(INSTRUCTIONS TO FOLLOW)
Could you copy every line from the material below in which "판매자샵" appears?

(DATA TO USE)
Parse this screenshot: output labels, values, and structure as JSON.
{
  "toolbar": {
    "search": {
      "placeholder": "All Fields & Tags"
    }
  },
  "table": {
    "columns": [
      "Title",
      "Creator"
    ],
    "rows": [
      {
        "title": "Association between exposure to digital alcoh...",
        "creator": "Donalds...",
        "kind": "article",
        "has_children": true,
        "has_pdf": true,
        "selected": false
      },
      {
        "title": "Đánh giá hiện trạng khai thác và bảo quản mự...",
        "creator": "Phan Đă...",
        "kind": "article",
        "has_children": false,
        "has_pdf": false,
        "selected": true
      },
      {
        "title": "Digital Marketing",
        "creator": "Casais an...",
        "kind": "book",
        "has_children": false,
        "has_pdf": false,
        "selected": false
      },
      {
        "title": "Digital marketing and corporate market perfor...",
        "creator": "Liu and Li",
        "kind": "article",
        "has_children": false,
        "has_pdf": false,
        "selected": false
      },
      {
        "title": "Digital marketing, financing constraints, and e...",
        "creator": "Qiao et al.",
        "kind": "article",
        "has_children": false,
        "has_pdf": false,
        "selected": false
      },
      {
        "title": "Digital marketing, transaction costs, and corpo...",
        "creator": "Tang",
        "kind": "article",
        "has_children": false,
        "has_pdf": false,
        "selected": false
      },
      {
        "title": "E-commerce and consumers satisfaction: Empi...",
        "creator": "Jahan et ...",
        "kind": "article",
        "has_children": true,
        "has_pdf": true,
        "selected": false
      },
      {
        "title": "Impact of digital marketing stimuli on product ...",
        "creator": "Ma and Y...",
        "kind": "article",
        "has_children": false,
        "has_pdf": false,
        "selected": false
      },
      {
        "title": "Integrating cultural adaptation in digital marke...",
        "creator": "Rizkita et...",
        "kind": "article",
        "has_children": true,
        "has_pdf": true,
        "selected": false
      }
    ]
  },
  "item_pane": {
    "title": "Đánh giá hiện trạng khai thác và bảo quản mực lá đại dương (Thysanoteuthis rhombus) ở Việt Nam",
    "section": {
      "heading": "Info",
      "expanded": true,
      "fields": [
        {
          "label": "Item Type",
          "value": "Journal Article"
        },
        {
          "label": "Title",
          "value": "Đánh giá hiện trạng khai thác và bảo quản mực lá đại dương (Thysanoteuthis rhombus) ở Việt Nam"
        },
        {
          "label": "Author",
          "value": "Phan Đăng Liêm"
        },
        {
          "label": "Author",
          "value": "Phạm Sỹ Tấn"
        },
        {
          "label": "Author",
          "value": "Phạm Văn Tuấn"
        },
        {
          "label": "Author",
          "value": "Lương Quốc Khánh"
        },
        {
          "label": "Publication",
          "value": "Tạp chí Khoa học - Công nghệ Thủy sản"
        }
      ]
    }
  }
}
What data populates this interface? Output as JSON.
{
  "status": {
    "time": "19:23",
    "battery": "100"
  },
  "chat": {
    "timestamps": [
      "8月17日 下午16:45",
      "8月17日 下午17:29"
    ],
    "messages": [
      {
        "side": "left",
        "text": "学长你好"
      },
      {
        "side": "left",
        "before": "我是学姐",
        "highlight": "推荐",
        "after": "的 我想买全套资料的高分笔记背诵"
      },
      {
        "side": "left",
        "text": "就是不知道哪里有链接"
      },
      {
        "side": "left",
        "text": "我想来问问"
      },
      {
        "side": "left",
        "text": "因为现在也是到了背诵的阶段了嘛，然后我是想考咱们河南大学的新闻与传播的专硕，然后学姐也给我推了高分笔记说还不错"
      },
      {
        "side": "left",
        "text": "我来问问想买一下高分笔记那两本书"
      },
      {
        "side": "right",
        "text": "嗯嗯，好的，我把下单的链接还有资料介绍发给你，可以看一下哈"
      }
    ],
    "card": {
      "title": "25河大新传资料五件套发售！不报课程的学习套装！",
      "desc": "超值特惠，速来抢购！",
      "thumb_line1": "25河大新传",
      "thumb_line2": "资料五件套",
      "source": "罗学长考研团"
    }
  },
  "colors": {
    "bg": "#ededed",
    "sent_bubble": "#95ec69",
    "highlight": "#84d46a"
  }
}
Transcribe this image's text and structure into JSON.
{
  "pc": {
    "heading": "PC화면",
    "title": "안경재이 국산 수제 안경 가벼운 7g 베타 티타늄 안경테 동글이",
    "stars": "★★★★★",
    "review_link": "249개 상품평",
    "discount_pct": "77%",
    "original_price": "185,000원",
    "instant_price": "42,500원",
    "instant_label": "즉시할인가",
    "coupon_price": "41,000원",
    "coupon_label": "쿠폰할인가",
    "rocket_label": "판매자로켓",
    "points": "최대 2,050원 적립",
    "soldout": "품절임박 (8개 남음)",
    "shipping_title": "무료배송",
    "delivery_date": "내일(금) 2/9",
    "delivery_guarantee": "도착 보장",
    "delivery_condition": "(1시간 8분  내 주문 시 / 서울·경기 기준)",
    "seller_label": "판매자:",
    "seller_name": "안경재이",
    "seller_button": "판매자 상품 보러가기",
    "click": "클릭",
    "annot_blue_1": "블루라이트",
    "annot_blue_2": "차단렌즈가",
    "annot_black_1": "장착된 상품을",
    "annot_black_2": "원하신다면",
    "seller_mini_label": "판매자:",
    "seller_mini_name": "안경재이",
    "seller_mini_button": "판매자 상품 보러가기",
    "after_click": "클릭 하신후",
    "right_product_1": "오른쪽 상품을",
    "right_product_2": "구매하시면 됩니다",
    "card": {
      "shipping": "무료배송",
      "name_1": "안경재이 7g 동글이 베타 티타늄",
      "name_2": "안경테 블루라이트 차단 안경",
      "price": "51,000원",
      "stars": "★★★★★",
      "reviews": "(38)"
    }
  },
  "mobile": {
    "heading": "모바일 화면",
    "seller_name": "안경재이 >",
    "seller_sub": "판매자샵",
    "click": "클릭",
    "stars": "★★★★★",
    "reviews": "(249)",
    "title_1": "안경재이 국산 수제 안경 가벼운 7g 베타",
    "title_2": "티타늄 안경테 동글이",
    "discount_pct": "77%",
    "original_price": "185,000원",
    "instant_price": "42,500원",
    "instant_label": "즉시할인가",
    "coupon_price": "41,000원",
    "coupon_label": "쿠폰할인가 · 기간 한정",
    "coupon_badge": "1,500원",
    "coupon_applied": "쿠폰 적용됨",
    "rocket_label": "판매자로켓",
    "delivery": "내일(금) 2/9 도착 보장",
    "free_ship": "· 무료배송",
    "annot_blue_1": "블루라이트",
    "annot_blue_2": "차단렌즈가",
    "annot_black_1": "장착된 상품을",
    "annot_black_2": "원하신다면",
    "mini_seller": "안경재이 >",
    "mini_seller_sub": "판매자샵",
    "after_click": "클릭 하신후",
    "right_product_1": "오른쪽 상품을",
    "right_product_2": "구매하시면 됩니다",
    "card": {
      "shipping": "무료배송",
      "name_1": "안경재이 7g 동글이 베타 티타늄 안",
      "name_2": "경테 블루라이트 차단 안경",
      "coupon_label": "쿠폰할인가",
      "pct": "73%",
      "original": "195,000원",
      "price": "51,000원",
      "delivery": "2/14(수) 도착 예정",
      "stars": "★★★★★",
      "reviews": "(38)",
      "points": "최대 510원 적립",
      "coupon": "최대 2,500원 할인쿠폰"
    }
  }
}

(TASK SOLUTION)
    "seller_sub": "판매자샵",
    "mini_seller_sub": "판매자샵",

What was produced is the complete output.